### AIM OF THE TASK
The exercise asks for every line of the data to be reproduced exactly.

::: PROVIDED MATERIAL

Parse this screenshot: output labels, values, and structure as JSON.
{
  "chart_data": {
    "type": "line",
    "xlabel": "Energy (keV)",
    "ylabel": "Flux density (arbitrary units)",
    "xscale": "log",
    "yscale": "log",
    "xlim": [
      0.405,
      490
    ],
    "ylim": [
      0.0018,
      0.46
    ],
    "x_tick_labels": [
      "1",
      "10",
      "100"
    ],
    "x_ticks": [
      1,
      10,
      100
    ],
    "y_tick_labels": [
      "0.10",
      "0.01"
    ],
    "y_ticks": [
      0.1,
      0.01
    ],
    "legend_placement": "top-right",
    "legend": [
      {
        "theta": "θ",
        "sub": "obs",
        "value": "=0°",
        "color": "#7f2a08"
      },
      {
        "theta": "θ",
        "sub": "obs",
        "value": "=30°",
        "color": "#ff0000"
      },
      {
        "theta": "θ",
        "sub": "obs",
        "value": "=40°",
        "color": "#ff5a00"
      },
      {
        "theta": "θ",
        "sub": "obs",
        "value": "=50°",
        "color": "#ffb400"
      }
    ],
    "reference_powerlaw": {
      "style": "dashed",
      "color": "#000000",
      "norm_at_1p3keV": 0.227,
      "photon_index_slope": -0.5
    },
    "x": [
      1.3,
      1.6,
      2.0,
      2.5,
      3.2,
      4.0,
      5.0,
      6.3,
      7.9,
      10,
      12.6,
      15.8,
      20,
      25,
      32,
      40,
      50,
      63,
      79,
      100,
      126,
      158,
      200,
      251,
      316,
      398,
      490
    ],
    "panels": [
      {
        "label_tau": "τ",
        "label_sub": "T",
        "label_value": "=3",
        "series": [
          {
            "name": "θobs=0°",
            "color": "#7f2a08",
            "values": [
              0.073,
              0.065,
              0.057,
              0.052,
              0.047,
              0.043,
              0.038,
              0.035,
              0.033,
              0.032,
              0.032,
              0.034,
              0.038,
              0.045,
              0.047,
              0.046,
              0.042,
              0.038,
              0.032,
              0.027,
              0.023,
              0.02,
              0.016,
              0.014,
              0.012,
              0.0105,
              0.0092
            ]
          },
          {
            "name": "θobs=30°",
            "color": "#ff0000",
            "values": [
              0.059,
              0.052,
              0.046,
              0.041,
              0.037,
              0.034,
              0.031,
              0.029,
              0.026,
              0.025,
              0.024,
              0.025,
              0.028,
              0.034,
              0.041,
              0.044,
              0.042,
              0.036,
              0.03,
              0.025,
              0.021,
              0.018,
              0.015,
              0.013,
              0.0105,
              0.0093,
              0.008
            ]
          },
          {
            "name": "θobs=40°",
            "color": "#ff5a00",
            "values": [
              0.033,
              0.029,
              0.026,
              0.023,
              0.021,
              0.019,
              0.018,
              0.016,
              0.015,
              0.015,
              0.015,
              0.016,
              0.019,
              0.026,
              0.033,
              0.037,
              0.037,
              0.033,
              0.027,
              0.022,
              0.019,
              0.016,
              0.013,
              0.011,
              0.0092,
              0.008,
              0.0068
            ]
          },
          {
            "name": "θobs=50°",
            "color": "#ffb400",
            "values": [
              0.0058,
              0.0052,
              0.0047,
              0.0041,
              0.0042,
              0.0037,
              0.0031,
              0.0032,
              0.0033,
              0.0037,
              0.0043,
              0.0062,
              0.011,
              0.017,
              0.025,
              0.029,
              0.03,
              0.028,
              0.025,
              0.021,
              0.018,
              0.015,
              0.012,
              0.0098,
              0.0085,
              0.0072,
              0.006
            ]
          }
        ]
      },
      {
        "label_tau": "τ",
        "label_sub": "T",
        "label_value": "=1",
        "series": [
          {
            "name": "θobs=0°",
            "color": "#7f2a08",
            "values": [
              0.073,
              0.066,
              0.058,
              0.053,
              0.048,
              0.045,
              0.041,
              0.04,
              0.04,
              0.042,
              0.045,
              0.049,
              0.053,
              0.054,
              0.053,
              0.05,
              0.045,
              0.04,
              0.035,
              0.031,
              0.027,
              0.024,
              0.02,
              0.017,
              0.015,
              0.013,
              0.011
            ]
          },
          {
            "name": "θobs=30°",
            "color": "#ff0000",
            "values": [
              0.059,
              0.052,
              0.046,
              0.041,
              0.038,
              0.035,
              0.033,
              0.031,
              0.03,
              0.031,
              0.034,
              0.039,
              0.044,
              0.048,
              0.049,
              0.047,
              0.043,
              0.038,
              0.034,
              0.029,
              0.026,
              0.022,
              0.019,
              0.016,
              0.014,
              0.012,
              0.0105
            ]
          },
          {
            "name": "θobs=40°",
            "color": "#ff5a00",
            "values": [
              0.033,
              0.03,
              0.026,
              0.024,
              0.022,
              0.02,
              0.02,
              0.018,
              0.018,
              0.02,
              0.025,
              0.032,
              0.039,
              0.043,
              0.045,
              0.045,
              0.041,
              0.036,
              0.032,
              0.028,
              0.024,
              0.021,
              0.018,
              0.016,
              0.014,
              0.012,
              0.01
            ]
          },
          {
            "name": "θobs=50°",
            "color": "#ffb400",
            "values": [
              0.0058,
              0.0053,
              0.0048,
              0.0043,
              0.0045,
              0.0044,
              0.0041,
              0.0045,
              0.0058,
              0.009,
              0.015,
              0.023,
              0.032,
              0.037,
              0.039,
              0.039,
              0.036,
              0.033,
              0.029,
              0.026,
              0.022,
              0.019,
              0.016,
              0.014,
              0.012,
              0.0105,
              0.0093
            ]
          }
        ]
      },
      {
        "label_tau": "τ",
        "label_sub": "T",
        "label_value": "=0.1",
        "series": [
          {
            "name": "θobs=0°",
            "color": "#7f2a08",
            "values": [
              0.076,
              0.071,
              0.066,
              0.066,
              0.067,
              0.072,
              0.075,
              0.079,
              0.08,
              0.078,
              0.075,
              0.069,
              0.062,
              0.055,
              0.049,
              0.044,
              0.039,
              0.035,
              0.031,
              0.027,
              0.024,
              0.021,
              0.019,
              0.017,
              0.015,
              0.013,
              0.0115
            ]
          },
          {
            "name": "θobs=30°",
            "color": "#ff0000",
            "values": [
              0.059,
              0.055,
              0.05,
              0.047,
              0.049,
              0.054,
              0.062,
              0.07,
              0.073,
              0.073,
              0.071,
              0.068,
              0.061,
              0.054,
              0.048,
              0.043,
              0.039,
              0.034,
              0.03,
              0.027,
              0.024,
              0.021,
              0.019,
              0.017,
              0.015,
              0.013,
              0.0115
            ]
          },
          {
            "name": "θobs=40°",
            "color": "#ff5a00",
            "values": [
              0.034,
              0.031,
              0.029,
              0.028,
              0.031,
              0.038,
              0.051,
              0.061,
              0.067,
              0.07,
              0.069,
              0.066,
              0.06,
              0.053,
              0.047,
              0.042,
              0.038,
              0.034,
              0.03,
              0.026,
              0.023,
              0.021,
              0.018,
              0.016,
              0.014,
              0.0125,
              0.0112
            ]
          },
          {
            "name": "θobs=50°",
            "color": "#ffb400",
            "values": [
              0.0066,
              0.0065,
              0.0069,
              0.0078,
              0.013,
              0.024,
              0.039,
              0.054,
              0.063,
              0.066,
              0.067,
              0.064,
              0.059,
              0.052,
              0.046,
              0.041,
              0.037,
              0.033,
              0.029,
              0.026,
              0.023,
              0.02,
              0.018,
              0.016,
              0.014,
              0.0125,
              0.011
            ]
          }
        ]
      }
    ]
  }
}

::::::

### WRITTEN RESPONSE
Parse this screenshot: output labels, values, and structure as JSON.
{
  "chart_data": {
    "type": "line",
    "xlabel": "Energy (keV)",
    "ylabel": "Flux density (arbitrary units)",
    "xscale": "log",
    "yscale": "log",
    "xlim": [
      0.405,
      490
    ],
    "ylim": [
      0.0018,
      0.46
    ],
    "x_tick_labels": [
      "1",
      "10",
      "100"
    ],
    "x_ticks": [
      1,
      10,
      100
    ],
    "y_tick_labels": [
      "0.10",
      "0.01"
    ],
    "y_ticks": [
      0.1,
      0.01
    ],
    "legend_placement": "top-right",
    "legend": [
      {
        "theta": "θ",
        "sub": "obs",
        "value": "=0°",
        "color": "#7f2a08"
      },
      {
        "theta": "θ",
        "sub": "obs",
        "value": "=30°",
        "color": "#ff0000"
      },
      {
        "theta": "θ",
        "sub": "obs",
        "value": "=40°",
        "color": "#ff5a00"
      },
      {
        "theta": "θ",
        "sub": "obs",
        "value": "=50°",
        "color": "#ffb400"
      }
    ],
    "reference_powerlaw": {
      "style": "dashed",
      "color": "#000000",
      "norm_at_1p3keV": 0.227,
      "photon_index_slope": -0.5
    },
    "x": [
      1.3,
      1.6,
      2.0,
      2.5,
      3.2,
      4.0,
      5.0,
      6.3,
      7.9,
      10,
      12.6,
      15.8,
      20,
      25,
      32,
      40,
      50,
      63,
      79,
      100,
      126,
      158,
      200,
      251,
      316,
      398,
      490
    ],
    "panels": [
      {
        "label_tau": "τ",
        "label_sub": "T",
        "label_value": "=3",
        "series": [
          {
            "name": "θobs=0°",
            "color": "#7f2a08",
            "values": [
              0.073,
              0.065,
              0.057,
              0.052,
              0.047,
              0.043,
              0.038,
              0.035,
              0.033,
              0.032,
              0.032,
              0.034,
              0.038,
              0.045,
              0.047,
              0.046,
              0.042,
              0.038,
              0.032,
              0.027,
              0.023,
              0.02,
              0.016,
              0.014,
              0.012,
              0.0105,
              0.0092
            ]
          },
          {
            "name": "θobs=30°",
            "color": "#ff0000",
            "values": [
              0.059,
              0.052,
              0.046,
              0.041,
              0.037,
              0.034,
              0.031,
              0.029,
              0.026,
              0.025,
              0.024,
              0.025,
              0.028,
              0.034,
              0.041,
              0.044,
              0.042,
              0.036,
              0.03,
              0.025,
              0.021,
              0.018,
              0.015,
              0.013,
              0.0105,
              0.0093,
              0.008
            ]
          },
          {
            "name": "θobs=40°",
            "color": "#ff5a00",
            "values": [
              0.033,
              0.029,
              0.026,
              0.023,
              0.021,
              0.019,
              0.018,
              0.016,
              0.015,
              0.015,
              0.015,
              0.016,
              0.019,
              0.026,
              0.033,
              0.037,
              0.037,
              0.033,
              0.027,
              0.022,
              0.019,
              0.016,
              0.013,
              0.011,
              0.0092,
              0.008,
              0.0068
            ]
          },
          {
            "name": "θobs=50°",
            "color": "#ffb400",
            "values": [
              0.0058,
              0.0052,
              0.0047,
              0.0041,
              0.0042,
              0.0037,
              0.0031,
              0.0032,
              0.0033,
              0.0037,
              0.0043,
              0.0062,
              0.011,
              0.017,
              0.025,
              0.029,
              0.03,
              0.028,
              0.025,
              0.021,
              0.018,
              0.015,
              0.012,
              0.0098,
              0.0085,
              0.0072,
              0.006
            ]
          }
        ]
      },
      {
        "label_tau": "τ",
        "label_sub": "T",
        "label_value": "=1",
        "series": [
          {
            "name": "θobs=0°",
            "color": "#7f2a08",
            "values": [
              0.073,
              0.066,
              0.058,
              0.053,
              0.048,
              0.045,
              0.041,
              0.04,
              0.04,
              0.042,
              0.045,
              0.049,
              0.053,
              0.054,
              0.053,
              0.05,
              0.045,
              0.04,
              0.035,
              0.031,
              0.027,
              0.024,
              0.02,
              0.017,
              0.015,
              0.013,
              0.011
            ]
          },
          {
            "name": "θobs=30°",
            "color": "#ff0000",
            "values": [
              0.059,
              0.052,
              0.046,
              0.041,
              0.038,
              0.035,
              0.033,
              0.031,
              0.03,
              0.031,
              0.034,
              0.039,
              0.044,
              0.048,
              0.049,
              0.047,
              0.043,
              0.038,
              0.034,
              0.029,
              0.026,
              0.022,
              0.019,
              0.016,
              0.014,
              0.012,
              0.0105
            ]
          },
          {
            "name": "θobs=40°",
            "color": "#ff5a00",
            "values": [
              0.033,
              0.03,
              0.026,
              0.024,
              0.022,
              0.02,
              0.02,
              0.018,
              0.018,
              0.02,
              0.025,
              0.032,
              0.039,
              0.043,
              0.045,
              0.045,
              0.041,
              0.036,
              0.032,
              0.028,
              0.024,
              0.021,
              0.018,
              0.016,
              0.014,
              0.012,
              0.01
            ]
          },
          {
            "name": "θobs=50°",
            "color": "#ffb400",
            "values": [
              0.0058,
              0.0053,
              0.0048,
              0.0043,
              0.0045,
              0.0044,
              0.0041,
              0.0045,
              0.0058,
              0.009,
              0.015,
              0.023,
              0.032,
              0.037,
              0.039,
              0.039,
              0.036,
              0.033,
              0.029,
              0.026,
              0.022,
              0.019,
              0.016,
              0.014,
              0.012,
              0.0105,
              0.0093
            ]
          }
        ]
      },
      {
        "label_tau": "τ",
        "label_sub": "T",
        "label_value": "=0.1",
        "series": [
          {
            "name": "θobs=0°",
            "color": "#7f2a08",
            "values": [
              0.076,
              0.071,
              0.066,
              0.066,
              0.067,
              0.072,
              0.075,
              0.079,
              0.08,
              0.078,
              0.075,
              0.069,
              0.062,
              0.055,
              0.049,
              0.044,
              0.039,
              0.035,
              0.031,
              0.027,
              0.024,
              0.021,
              0.019,
              0.017,
              0.015,
              0.013,
              0.0115
            ]
          },
          {
            "name": "θobs=30°",
            "color": "#ff0000",
            "values": [
              0.059,
              0.055,
              0.05,
              0.047,
              0.049,
              0.054,
              0.062,
              0.07,
              0.073,
              0.073,
              0.071,
              0.068,
              0.061,
              0.054,
              0.048,
              0.043,
              0.039,
              0.034,
              0.03,
              0.027,
              0.024,
              0.021,
              0.019,
              0.017,
              0.015,
              0.013,
              0.0115
            ]
          },
          {
            "name": "θobs=40°",
            "color": "#ff5a00",
            "values": [
              0.034,
              0.031,
              0.029,
              0.028,
              0.031,
              0.038,
              0.051,
              0.061,
              0.067,
              0.07,
              0.069,
              0.066,
              0.06,
              0.053,
              0.047,
              0.042,
              0.038,
              0.034,
              0.03,
              0.026,
              0.023,
              0.021,
              0.018,
              0.016,
              0.014,
              0.0125,
              0.0112
            ]
          },
          {
            "name": "θobs=50°",
            "color": "#ffb400",
            "values": [
              0.0066,
              0.0065,
              0.0069,
              0.0078,
              0.013,
              0.024,
              0.039,
              0.054,
              0.063,
              0.066,
              0.067,
              0.064,
              0.059,
              0.052,
              0.046,
              0.041,
              0.037,
              0.033,
              0.029,
              0.026,
              0.023,
              0.02,
              0.018,
              0.016,
              0.014,
              0.0125,
              0.011
            ]
          }
        ]
      }
    ]
  }
}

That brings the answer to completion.